[Structured figure records]
■ ■ ■ ■ ■
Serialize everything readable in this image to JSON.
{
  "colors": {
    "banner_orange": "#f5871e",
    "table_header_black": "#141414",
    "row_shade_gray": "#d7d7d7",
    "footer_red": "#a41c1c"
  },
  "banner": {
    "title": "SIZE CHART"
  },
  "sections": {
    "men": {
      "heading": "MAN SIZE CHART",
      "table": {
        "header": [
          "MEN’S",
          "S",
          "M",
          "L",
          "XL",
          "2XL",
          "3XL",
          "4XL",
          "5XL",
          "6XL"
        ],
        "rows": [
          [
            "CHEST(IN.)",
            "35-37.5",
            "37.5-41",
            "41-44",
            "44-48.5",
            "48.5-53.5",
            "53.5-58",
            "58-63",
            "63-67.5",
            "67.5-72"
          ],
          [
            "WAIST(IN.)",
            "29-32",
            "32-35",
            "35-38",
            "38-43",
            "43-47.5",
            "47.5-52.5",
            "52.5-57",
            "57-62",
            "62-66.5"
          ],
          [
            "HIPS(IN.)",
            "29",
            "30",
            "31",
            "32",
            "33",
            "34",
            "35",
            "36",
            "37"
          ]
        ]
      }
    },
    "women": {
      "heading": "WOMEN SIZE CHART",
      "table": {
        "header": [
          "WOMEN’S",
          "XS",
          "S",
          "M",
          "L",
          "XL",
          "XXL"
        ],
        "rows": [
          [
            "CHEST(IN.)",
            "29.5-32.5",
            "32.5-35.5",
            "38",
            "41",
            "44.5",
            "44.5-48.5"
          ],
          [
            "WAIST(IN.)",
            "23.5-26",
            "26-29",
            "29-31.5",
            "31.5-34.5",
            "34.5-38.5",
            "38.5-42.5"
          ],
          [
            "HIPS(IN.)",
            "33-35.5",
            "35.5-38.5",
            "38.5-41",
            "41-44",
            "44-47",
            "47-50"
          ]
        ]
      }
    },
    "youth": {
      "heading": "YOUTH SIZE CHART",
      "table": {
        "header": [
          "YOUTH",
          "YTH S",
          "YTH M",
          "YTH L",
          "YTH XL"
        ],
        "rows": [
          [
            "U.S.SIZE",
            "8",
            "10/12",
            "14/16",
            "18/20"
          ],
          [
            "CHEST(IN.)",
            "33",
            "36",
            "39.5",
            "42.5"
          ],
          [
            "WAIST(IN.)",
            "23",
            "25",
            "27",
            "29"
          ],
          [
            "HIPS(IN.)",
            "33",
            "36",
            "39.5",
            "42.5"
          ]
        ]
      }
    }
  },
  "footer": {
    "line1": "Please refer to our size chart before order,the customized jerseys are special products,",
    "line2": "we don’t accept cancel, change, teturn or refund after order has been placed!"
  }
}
■ ■ ■ ■ ■
REQUIREMENT – Repeat the material from above exactly, word for word.

SOLUTION BELOW –
Serialize everything readable in this image to JSON.
{
  "colors": {
    "banner_orange": "#f5871e",
    "table_header_black": "#141414",
    "row_shade_gray": "#d7d7d7",
    "footer_red": "#a41c1c"
  },
  "banner": {
    "title": "SIZE CHART"
  },
  "sections": {
    "men": {
      "heading": "MAN SIZE CHART",
      "table": {
        "header": [
          "MEN’S",
          "S",
          "M",
          "L",
          "XL",
          "2XL",
          "3XL",
          "4XL",
          "5XL",
          "6XL"
        ],
        "rows": [
          [
            "CHEST(IN.)",
            "35-37.5",
            "37.5-41",
            "41-44",
            "44-48.5",
            "48.5-53.5",
            "53.5-58",
            "58-63",
            "63-67.5",
            "67.5-72"
          ],
          [
            "WAIST(IN.)",
            "29-32",
            "32-35",
            "35-38",
            "38-43",
            "43-47.5",
            "47.5-52.5",
            "52.5-57",
            "57-62",
            "62-66.5"
          ],
          [
            "HIPS(IN.)",
            "29",
            "30",
            "31",
            "32",
            "33",
            "34",
            "35",
            "36",
            "37"
          ]
        ]
      }
    },
    "women": {
      "heading": "WOMEN SIZE CHART",
      "table": {
        "header": [
          "WOMEN’S",
          "XS",
          "S",
          "M",
          "L",
          "XL",
          "XXL"
        ],
        "rows": [
          [
            "CHEST(IN.)",
            "29.5-32.5",
            "32.5-35.5",
            "38",
            "41",
            "44.5",
            "44.5-48.5"
          ],
          [
            "WAIST(IN.)",
            "23.5-26",
            "26-29",
            "29-31.5",
            "31.5-34.5",
            "34.5-38.5",
            "38.5-42.5"
          ],
          [
            "HIPS(IN.)",
            "33-35.5",
            "35.5-38.5",
            "38.5-41",
            "41-44",
            "44-47",
            "47-50"
          ]
        ]
      }
    },
    "youth": {
      "heading": "YOUTH SIZE CHART",
      "table": {
        "header": [
          "YOUTH",
          "YTH S",
          "YTH M",
          "YTH L",
          "YTH XL"
        ],
        "rows": [
          [
            "U.S.SIZE",
            "8",
            "10/12",
            "14/16",
            "18/20"
          ],
          [
            "CHEST(IN.)",
            "33",
            "36",
            "39.5",
            "42.5"
          ],
          [
            "WAIST(IN.)",
            "23",
            "25",
            "27",
            "29"
          ],
          [
            "HIPS(IN.)",
            "33",
            "36",
            "39.5",
            "42.5"
          ]
        ]
      }
    }
  },
  "footer": {
    "line1": "Please refer to our size chart before order,the customized jerseys are special products,",
    "line2": "we don’t accept cancel, change, teturn or refund after order has been placed!"
  }
}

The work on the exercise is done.